KOTA TANGSEL, RADARBANTEN.CO.ID-Penataan Tempat Pembuangan Akhir (TPA) Cipeucang terus berlanjut. Pemkot Tangsel bersama Kementerian Lingkungan Hidup (KLH) memperkuat sinergi dalam pengelolaan sampah agar sesuai dengan kebijakan dan arahan pemerintah pusat.
Pilar menjelaskan bahwa Pemkot Tangsel telah menjalankan sejumlah langkah strategis, di antaranya penerapan sistem terasering, pembangunan akses jalan baru, serta pemasangan beronjong untuk pengamanan area TPA.
“Tadi ada arahan langsung dari Pak Dirjen dan Ibu Deputi. Kami diminta mempercepat penataan TPA Cipeucang dan saat ini sebagian besar progresnya sudah berjalan,” ujar Pilar saat mendampingi kunjungan supervisi dan peninjauan lapangan KLH oleh Pelaksana Tugas Deputi Bidang Pengelolaan Sampah, Limbah, dan Bahan Berbahaya dan Beracun KLH Hanifah Dwi Nirwana di TPA Cipeucang, Kecamatan Serpong, Sabtu 20 Desember 2025. Kunjungan ini dilakukan untuk melihat langsung progres penataan kawasan TPA sekaligus percepatan penanganan sampah di Kota Tangsel.
Pilar mengatakan, Pemkot Tangsel juga merencanakan pembangunan Material Recovery Facility (MRF) di kawasan TPA Cipeucang. Pada 2025, telah disiapkan pembebasan lahan seluas 4.000 meter persegi untuk hanggar dan fasilitas MRF.
Selanjutnya pada 2026, direncanakan pembebasan tambahan lahan seluas satu hektare guna mendukung sistem pengolahan lanjutan.
“Lahan yang dibebaskan ini untuk kebutuhan mesin-mesin pengolahan. Sambil berjalan, kami juga membuka peluang kerja sama sementara dengan daerah lain,” jelas Pilar.
Selain penanganan di hilir, Pilar menegaskan pentingnya penguatan pengelolaan sampah dari hulu melalui keterlibatan aktif masyarakat.
#####
→ **Butir Tugas 1**:
Tentukan apakah tiga pernyataan ini sesuai dengan kutipan tentang TPA Cipeucang, lalu jawab ya atau tidak untuk masing-masing disertai kata-kata penentu dari kutipan yang dikutip persis.
(a) Pembebasan lahan seluas 4.000 meter persegi disiapkan pada 2025 untuk hanggar dan fasilitas MRF.
(b) Kunjungan supervisi KLH ke TPA Cipeucang berlangsung pada hari Minggu.
(c) Pada 2026 direncanakan pembebasan tambahan lahan seluas dua hektare.
→ **Butir Tugas 2**:
Tolong tuliskan lanjutan kutipan tentang TPA Cipeucang, dimulai setelah kalimat terakhirnya.
Catatan berikut merupakan bahan tersendiri yang terpisah dari kutipan tentang TPA Cipeucang.
#####
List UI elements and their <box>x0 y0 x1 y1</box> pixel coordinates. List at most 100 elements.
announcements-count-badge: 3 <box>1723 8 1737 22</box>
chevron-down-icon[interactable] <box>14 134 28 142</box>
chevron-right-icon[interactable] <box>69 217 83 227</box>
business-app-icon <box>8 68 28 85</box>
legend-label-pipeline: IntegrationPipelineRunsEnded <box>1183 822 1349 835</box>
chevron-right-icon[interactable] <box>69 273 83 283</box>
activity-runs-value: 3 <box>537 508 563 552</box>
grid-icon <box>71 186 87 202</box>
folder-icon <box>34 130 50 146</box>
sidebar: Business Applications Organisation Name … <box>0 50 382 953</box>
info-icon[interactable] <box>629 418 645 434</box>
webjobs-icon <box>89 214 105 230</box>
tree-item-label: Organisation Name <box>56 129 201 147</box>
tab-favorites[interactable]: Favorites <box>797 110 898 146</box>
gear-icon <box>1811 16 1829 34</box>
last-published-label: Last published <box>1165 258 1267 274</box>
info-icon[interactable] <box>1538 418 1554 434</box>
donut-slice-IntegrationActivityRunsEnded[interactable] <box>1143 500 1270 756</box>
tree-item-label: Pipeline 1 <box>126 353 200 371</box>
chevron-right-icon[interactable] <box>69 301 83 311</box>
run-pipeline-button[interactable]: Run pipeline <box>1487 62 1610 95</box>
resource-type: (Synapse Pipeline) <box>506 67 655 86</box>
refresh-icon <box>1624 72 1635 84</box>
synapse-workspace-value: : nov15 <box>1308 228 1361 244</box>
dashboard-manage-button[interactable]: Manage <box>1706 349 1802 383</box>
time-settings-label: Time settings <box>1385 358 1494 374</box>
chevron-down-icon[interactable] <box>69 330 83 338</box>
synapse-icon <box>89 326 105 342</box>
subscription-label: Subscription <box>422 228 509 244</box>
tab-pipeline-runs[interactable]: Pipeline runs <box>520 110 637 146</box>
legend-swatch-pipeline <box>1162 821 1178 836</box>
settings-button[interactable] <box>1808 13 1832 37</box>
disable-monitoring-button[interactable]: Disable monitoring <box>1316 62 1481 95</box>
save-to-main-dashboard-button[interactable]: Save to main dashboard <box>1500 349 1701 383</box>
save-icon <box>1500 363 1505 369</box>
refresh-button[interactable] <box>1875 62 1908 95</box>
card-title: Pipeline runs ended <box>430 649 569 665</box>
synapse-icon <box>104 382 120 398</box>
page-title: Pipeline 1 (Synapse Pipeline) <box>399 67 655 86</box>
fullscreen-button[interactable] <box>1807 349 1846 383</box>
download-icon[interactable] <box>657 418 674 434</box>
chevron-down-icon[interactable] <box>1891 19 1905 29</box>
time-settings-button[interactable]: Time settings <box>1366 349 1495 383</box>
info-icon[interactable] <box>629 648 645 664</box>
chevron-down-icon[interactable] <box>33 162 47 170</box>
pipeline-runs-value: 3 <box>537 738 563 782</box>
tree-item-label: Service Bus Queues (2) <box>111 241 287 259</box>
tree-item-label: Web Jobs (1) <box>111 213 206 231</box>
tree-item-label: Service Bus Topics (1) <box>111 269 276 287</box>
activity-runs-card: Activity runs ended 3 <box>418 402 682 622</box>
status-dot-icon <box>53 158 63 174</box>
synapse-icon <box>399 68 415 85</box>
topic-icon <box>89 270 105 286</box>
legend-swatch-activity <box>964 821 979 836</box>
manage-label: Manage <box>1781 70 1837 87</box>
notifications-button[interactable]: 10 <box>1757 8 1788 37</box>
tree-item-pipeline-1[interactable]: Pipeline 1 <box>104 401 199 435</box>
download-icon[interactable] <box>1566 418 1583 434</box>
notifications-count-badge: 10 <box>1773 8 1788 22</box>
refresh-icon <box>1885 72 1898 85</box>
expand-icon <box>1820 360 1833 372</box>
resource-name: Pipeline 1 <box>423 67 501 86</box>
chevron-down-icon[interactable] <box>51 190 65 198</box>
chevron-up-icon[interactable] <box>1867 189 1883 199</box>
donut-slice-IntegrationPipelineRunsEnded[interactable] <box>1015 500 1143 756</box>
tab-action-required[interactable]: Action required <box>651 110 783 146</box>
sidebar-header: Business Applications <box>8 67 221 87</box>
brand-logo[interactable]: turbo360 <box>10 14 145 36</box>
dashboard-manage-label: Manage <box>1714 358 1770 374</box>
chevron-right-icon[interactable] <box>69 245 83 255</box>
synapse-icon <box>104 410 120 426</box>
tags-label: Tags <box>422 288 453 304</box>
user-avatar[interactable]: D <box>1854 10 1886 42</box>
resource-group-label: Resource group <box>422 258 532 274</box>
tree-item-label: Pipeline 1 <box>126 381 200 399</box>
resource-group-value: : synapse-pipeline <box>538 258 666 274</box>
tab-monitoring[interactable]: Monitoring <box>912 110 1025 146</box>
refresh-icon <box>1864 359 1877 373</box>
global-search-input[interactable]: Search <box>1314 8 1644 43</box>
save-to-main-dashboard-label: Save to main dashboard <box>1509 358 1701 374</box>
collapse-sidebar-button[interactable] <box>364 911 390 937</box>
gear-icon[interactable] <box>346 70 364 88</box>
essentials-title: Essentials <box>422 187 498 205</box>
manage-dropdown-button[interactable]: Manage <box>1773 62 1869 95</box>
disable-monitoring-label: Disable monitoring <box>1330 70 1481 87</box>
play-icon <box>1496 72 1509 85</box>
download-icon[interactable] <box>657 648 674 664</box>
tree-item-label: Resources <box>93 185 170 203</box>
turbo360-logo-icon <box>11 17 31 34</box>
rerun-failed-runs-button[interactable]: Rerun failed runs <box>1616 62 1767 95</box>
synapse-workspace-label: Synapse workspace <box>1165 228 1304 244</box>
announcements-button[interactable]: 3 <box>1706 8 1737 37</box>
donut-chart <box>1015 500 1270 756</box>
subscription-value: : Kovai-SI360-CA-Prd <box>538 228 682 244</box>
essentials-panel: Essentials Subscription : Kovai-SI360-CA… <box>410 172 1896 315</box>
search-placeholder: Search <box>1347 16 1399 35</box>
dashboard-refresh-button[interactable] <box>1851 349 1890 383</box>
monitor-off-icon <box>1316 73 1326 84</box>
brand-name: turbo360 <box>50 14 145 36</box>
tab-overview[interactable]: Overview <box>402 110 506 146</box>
#####
→ **Keluaran yang Diharapkan 1**:
(a) Ya: "Pada 2025, telah disiapkan pembebasan lahan seluas 4.000 meter persegi untuk hanggar dan fasilitas MRF."
(b) Tidak: "Sabtu 20 Desember 2025"
(c) Tidak: "direncanakan pembebasan tambahan lahan seluas satu hektare"

→ **Keluaran yang Diharapkan 2**:
Menindaklanjuti arahan KLH, Pemkot Tangsel telah menerbitkan Peraturan Wali Kota terbaru pada Desember 2025 yang mengatur peran bank sampah, dengan Ketua RW sebagai koordinator di lingkungan masing-masing.
“Pengelolaan sampah tidak bisa hanya di hilir. Pemilahan dari rumah tangga dan penguatan bank sampah harus berjalan beriringan,” tegasnya.
Sementara itu, Pelaksana Tugas Deputi Bidang Pengelolaan Sampah, Limbah, dan Bahan Berbahaya dan Beracun KLH Hanifah Dwi Nirwana menyampaikan bahwa kunjungan ke TPA Cipeucang bertujuan memastikan Pemkot Tangsel telah menjalankan tahapan awal penanganan sesuai sanksi yang ditetapkan kementerian.
“Kami ingin memastikan tahapan penanganan sudah dilaksanakan. Pemerintah pusat juga berkewajiban membantu daerah dalam mengurai persoalan sampah,” ujarnya.
Hanifah mendorong optimalisasi penanganan di hilir melalui TPS3R, TPST, serta ratusan bank sampah yang ada, sekaligus memperkuat fondasi pemilahan sampah di hulu dengan melibatkan masyarakat.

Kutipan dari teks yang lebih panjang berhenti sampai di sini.